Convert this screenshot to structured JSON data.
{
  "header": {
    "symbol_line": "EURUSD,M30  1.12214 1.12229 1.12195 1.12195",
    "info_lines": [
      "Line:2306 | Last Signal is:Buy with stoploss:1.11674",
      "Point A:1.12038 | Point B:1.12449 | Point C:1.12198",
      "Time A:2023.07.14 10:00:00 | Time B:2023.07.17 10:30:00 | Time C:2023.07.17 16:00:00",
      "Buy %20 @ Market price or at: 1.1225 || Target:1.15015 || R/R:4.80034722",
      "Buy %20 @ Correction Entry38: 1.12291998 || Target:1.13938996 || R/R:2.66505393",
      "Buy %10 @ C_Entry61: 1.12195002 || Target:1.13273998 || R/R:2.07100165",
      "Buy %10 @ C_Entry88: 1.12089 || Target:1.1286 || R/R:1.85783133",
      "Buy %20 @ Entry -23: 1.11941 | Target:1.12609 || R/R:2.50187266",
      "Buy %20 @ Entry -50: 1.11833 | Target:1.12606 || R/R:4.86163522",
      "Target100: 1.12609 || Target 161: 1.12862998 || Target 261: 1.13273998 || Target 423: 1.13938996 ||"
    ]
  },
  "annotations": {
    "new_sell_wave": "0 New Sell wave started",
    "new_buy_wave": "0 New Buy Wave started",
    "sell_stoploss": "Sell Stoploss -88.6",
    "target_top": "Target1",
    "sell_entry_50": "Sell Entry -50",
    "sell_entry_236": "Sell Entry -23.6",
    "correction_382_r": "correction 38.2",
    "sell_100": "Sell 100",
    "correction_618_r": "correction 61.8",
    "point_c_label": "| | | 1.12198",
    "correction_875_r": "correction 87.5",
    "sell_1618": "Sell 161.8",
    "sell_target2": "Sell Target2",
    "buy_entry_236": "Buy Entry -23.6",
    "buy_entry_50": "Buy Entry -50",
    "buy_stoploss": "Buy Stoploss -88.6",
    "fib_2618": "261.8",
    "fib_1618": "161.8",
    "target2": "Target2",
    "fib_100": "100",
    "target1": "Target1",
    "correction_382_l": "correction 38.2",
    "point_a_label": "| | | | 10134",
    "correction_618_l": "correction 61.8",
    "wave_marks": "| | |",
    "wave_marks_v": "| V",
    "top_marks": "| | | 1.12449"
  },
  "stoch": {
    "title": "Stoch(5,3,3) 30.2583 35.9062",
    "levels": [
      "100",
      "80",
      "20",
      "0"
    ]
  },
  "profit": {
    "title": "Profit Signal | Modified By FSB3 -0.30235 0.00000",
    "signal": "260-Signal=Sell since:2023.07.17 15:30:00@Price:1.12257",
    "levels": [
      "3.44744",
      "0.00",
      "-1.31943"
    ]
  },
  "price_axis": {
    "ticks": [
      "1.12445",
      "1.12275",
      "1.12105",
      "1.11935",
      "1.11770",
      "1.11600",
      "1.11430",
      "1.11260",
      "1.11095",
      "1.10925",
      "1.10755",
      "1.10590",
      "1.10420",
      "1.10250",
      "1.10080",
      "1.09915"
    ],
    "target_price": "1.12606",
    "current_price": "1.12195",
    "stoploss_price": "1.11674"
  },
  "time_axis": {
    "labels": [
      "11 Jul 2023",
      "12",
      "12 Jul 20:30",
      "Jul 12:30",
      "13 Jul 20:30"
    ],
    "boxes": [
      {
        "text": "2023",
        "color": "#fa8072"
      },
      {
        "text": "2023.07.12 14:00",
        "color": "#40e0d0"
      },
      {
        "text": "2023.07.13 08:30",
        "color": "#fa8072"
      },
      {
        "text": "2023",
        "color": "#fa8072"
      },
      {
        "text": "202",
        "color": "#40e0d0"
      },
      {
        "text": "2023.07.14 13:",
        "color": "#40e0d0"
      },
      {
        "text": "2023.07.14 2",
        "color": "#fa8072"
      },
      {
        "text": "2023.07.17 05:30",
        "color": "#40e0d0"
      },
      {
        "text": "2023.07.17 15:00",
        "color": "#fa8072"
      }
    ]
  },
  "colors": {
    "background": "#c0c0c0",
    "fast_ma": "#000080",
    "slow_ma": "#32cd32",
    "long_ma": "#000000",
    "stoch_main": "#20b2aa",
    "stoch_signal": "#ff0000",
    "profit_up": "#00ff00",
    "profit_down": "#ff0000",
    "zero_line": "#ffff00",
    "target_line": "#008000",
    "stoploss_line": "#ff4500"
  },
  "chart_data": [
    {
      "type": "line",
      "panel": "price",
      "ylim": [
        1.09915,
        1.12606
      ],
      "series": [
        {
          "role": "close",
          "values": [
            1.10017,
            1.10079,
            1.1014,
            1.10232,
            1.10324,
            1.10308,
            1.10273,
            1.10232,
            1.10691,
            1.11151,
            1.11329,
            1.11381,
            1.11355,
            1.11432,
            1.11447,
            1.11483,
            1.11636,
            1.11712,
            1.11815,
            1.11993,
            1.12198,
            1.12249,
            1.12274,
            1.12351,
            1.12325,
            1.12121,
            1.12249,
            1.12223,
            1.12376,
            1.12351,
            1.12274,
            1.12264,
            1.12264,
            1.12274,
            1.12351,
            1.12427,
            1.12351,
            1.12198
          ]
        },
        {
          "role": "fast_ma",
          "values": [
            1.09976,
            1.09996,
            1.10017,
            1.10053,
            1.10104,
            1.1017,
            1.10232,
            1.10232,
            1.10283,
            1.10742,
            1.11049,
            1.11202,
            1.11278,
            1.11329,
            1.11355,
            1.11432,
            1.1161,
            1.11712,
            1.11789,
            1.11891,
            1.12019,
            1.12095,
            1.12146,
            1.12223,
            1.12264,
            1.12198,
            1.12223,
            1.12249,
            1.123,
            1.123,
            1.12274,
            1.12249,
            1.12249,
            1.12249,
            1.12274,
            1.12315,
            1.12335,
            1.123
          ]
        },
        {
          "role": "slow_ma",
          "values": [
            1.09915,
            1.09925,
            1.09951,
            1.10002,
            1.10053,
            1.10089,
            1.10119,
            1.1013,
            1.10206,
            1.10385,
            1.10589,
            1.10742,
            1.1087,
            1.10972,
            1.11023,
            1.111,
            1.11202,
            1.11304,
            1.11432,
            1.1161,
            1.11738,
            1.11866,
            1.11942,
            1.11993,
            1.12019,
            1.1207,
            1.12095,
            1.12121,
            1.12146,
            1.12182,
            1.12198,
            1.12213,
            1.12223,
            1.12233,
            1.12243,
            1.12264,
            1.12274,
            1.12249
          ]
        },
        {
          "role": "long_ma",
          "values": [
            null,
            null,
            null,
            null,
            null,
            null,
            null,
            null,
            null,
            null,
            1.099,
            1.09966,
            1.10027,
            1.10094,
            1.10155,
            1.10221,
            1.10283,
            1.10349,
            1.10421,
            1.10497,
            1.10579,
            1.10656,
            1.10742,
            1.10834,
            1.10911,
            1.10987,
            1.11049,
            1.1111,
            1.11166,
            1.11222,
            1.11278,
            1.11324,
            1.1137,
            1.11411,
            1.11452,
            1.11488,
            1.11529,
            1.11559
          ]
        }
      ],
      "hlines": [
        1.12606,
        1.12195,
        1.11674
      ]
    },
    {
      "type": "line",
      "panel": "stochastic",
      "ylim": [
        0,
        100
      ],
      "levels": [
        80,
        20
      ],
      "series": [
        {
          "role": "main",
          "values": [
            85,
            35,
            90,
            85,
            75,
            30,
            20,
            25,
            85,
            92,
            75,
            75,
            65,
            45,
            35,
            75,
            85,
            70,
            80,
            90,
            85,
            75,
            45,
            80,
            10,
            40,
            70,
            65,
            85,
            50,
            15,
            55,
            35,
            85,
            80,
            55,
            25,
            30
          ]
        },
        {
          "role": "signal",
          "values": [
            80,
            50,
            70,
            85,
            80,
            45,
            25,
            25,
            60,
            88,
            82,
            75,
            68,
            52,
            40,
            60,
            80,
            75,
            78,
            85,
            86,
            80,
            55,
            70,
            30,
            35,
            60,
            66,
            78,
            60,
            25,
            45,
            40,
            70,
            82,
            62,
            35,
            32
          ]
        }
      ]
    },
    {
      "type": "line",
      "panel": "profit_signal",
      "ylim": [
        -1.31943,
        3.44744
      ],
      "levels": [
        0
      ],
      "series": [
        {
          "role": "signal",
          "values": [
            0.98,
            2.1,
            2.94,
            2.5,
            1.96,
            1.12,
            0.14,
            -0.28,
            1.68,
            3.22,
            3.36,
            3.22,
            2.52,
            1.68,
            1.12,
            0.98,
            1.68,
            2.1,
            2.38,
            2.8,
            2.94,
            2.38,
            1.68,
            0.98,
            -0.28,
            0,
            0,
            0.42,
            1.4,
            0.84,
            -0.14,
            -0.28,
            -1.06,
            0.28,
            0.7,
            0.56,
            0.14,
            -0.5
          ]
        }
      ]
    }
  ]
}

######

§ Written task
Scan the listing above. Gather each line that contains the word "text".

§ Solution for this problem
        "text": "2023",
        "text": "2023.07.12 14:00",
        "text": "2023.07.13 08:30",
        "text": "2023",
        "text": "202",
        "text": "2023.07.14 13:",
        "text": "2023.07.14 2",
        "text": "2023.07.17 05:30",
        "text": "2023.07.17 15:00",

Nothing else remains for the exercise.